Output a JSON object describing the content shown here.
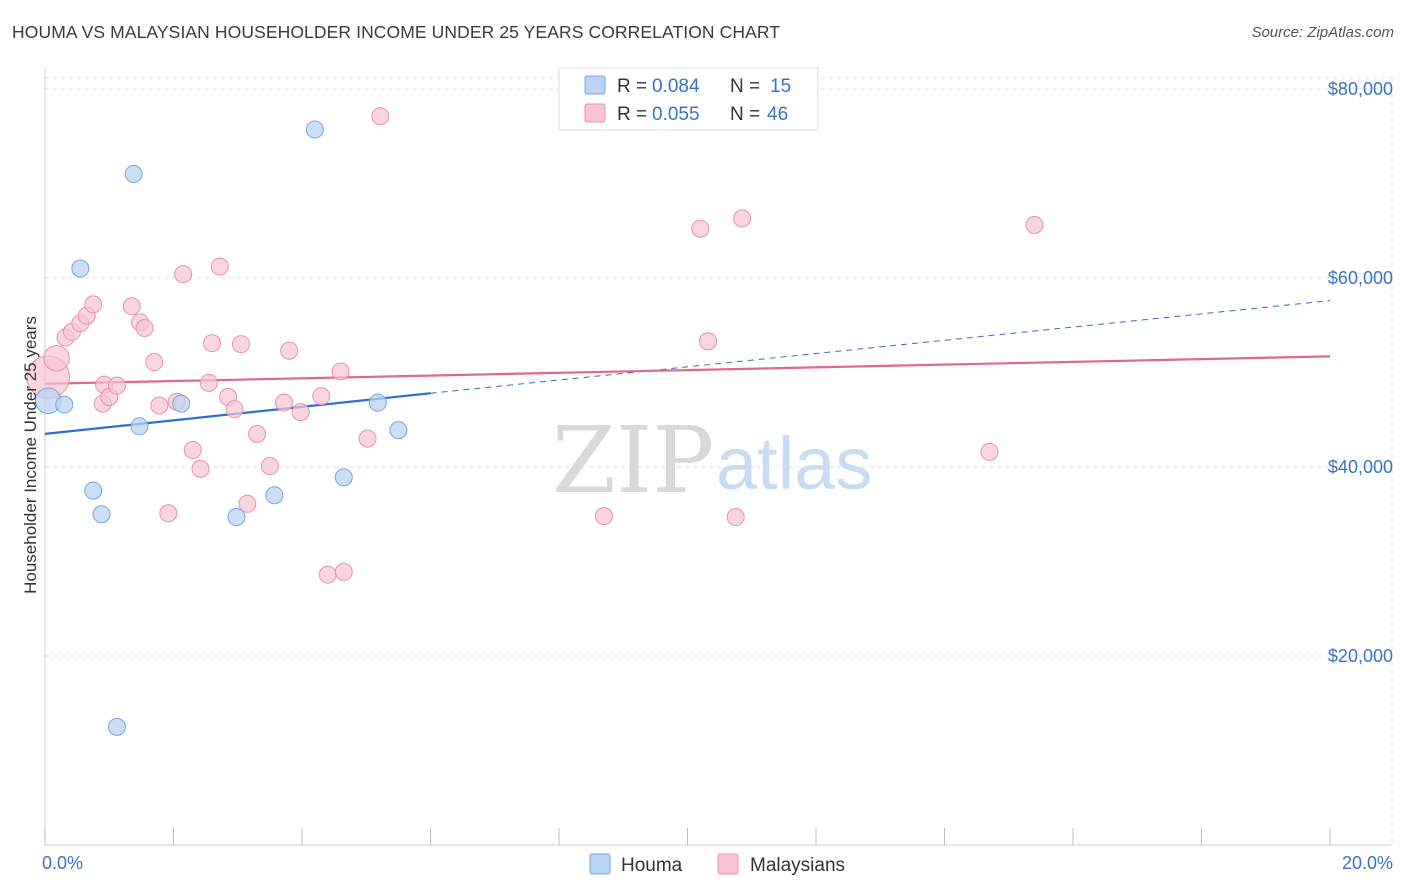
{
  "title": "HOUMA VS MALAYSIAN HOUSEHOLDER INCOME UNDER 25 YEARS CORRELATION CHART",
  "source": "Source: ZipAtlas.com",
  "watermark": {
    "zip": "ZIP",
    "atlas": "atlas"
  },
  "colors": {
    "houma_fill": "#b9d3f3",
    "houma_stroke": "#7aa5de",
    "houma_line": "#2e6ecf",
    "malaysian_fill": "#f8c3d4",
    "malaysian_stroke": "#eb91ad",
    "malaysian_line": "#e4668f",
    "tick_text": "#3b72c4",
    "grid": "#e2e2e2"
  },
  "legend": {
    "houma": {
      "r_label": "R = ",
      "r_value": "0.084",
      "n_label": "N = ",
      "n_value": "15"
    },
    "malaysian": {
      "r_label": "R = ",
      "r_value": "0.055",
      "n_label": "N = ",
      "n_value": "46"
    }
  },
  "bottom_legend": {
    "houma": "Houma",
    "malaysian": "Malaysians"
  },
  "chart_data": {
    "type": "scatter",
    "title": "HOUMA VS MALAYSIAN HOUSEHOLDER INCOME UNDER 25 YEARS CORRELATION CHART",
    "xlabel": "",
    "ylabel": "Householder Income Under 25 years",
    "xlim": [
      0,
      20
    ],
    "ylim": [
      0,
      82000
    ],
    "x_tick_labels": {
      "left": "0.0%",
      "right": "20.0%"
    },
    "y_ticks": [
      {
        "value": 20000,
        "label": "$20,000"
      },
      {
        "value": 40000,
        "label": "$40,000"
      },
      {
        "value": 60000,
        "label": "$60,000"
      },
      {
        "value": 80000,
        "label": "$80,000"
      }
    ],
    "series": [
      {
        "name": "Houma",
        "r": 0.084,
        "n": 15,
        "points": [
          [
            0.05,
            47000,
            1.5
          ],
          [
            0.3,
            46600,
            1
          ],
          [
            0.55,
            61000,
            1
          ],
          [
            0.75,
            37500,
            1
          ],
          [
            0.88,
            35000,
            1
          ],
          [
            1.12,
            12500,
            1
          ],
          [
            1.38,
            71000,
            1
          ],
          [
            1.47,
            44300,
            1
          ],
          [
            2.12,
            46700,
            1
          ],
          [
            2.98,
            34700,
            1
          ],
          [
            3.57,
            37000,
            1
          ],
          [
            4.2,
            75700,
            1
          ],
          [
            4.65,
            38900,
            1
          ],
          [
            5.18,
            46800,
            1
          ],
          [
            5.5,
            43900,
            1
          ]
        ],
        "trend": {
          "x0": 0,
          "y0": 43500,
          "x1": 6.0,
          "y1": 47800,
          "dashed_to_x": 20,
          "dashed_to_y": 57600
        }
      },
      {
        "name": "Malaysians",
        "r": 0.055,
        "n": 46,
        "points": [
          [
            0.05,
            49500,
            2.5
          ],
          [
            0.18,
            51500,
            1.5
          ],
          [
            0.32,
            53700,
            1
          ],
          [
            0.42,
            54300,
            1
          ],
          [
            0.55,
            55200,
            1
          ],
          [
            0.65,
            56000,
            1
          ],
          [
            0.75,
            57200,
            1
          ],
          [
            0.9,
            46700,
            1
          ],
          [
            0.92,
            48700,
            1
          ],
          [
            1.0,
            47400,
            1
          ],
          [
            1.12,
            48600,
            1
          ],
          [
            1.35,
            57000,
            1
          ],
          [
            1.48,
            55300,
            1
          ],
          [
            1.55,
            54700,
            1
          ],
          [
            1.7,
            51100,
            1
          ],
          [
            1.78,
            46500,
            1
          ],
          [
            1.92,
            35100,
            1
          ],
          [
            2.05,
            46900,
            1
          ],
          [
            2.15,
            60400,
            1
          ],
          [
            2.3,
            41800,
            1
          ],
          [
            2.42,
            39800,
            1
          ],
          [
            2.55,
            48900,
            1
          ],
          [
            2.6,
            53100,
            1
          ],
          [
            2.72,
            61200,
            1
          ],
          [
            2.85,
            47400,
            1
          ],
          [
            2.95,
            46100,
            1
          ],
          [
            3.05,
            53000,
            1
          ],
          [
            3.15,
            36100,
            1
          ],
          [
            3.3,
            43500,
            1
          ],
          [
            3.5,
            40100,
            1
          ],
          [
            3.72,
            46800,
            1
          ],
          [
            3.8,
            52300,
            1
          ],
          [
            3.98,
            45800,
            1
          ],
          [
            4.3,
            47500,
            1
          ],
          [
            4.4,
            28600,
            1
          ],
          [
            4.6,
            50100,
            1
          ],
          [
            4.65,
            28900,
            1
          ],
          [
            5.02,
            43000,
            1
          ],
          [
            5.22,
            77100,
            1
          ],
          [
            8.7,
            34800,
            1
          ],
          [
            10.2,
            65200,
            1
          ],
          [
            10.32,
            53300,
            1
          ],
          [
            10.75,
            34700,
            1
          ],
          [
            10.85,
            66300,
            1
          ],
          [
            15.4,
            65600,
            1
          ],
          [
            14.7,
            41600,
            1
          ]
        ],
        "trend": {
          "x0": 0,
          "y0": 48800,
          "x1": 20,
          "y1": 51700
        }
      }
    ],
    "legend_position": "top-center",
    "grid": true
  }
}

● ● ● ● ●

* [Required task] Copy every record above exactly as written, but leave out the pictures.

* [Output]
Output a JSON object describing the content shown here.
{
  "title": "HOUMA VS MALAYSIAN HOUSEHOLDER INCOME UNDER 25 YEARS CORRELATION CHART",
  "source": "Source: ZipAtlas.com",
  "watermark": {
    "zip": "ZIP",
    "atlas": "atlas"
  },
  "colors": {
    "houma_fill": "#b9d3f3",
    "houma_stroke": "#7aa5de",
    "houma_line": "#2e6ecf",
    "malaysian_fill": "#f8c3d4",
    "malaysian_stroke": "#eb91ad",
    "malaysian_line": "#e4668f",
    "tick_text": "#3b72c4",
    "grid": "#e2e2e2"
  },
  "legend": {
    "houma": {
      "r_label": "R = ",
      "r_value": "0.084",
      "n_label": "N = ",
      "n_value": "15"
    },
    "malaysian": {
      "r_label": "R = ",
      "r_value": "0.055",
      "n_label": "N = ",
      "n_value": "46"
    }
  },
  "bottom_legend": {
    "houma": "Houma",
    "malaysian": "Malaysians"
  },
  "chart_data": {
    "type": "scatter",
    "title": "HOUMA VS MALAYSIAN HOUSEHOLDER INCOME UNDER 25 YEARS CORRELATION CHART",
    "xlabel": "",
    "ylabel": "Householder Income Under 25 years",
    "xlim": [
      0,
      20
    ],
    "ylim": [
      0,
      82000
    ],
    "x_tick_labels": {
      "left": "0.0%",
      "right": "20.0%"
    },
    "y_ticks": [
      {
        "value": 20000,
        "label": "$20,000"
      },
      {
        "value": 40000,
        "label": "$40,000"
      },
      {
        "value": 60000,
        "label": "$60,000"
      },
      {
        "value": 80000,
        "label": "$80,000"
      }
    ],
    "series": [
      {
        "name": "Houma",
        "r": 0.084,
        "n": 15,
        "points": [
          [
            0.05,
            47000,
            1.5
          ],
          [
            0.3,
            46600,
            1
          ],
          [
            0.55,
            61000,
            1
          ],
          [
            0.75,
            37500,
            1
          ],
          [
            0.88,
            35000,
            1
          ],
          [
            1.12,
            12500,
            1
          ],
          [
            1.38,
            71000,
            1
          ],
          [
            1.47,
            44300,
            1
          ],
          [
            2.12,
            46700,
            1
          ],
          [
            2.98,
            34700,
            1
          ],
          [
            3.57,
            37000,
            1
          ],
          [
            4.2,
            75700,
            1
          ],
          [
            4.65,
            38900,
            1
          ],
          [
            5.18,
            46800,
            1
          ],
          [
            5.5,
            43900,
            1
          ]
        ],
        "trend": {
          "x0": 0,
          "y0": 43500,
          "x1": 6.0,
          "y1": 47800,
          "dashed_to_x": 20,
          "dashed_to_y": 57600
        }
      },
      {
        "name": "Malaysians",
        "r": 0.055,
        "n": 46,
        "points": [
          [
            0.05,
            49500,
            2.5
          ],
          [
            0.18,
            51500,
            1.5
          ],
          [
            0.32,
            53700,
            1
          ],
          [
            0.42,
            54300,
            1
          ],
          [
            0.55,
            55200,
            1
          ],
          [
            0.65,
            56000,
            1
          ],
          [
            0.75,
            57200,
            1
          ],
          [
            0.9,
            46700,
            1
          ],
          [
            0.92,
            48700,
            1
          ],
          [
            1.0,
            47400,
            1
          ],
          [
            1.12,
            48600,
            1
          ],
          [
            1.35,
            57000,
            1
          ],
          [
            1.48,
            55300,
            1
          ],
          [
            1.55,
            54700,
            1
          ],
          [
            1.7,
            51100,
            1
          ],
          [
            1.78,
            46500,
            1
          ],
          [
            1.92,
            35100,
            1
          ],
          [
            2.05,
            46900,
            1
          ],
          [
            2.15,
            60400,
            1
          ],
          [
            2.3,
            41800,
            1
          ],
          [
            2.42,
            39800,
            1
          ],
          [
            2.55,
            48900,
            1
          ],
          [
            2.6,
            53100,
            1
          ],
          [
            2.72,
            61200,
            1
          ],
          [
            2.85,
            47400,
            1
          ],
          [
            2.95,
            46100,
            1
          ],
          [
            3.05,
            53000,
            1
          ],
          [
            3.15,
            36100,
            1
          ],
          [
            3.3,
            43500,
            1
          ],
          [
            3.5,
            40100,
            1
          ],
          [
            3.72,
            46800,
            1
          ],
          [
            3.8,
            52300,
            1
          ],
          [
            3.98,
            45800,
            1
          ],
          [
            4.3,
            47500,
            1
          ],
          [
            4.4,
            28600,
            1
          ],
          [
            4.6,
            50100,
            1
          ],
          [
            4.65,
            28900,
            1
          ],
          [
            5.02,
            43000,
            1
          ],
          [
            5.22,
            77100,
            1
          ],
          [
            8.7,
            34800,
            1
          ],
          [
            10.2,
            65200,
            1
          ],
          [
            10.32,
            53300,
            1
          ],
          [
            10.75,
            34700,
            1
          ],
          [
            10.85,
            66300,
            1
          ],
          [
            15.4,
            65600,
            1
          ],
          [
            14.7,
            41600,
            1
          ]
        ],
        "trend": {
          "x0": 0,
          "y0": 48800,
          "x1": 20,
          "y1": 51700
        }
      }
    ],
    "legend_position": "top-center",
    "grid": true
  }
}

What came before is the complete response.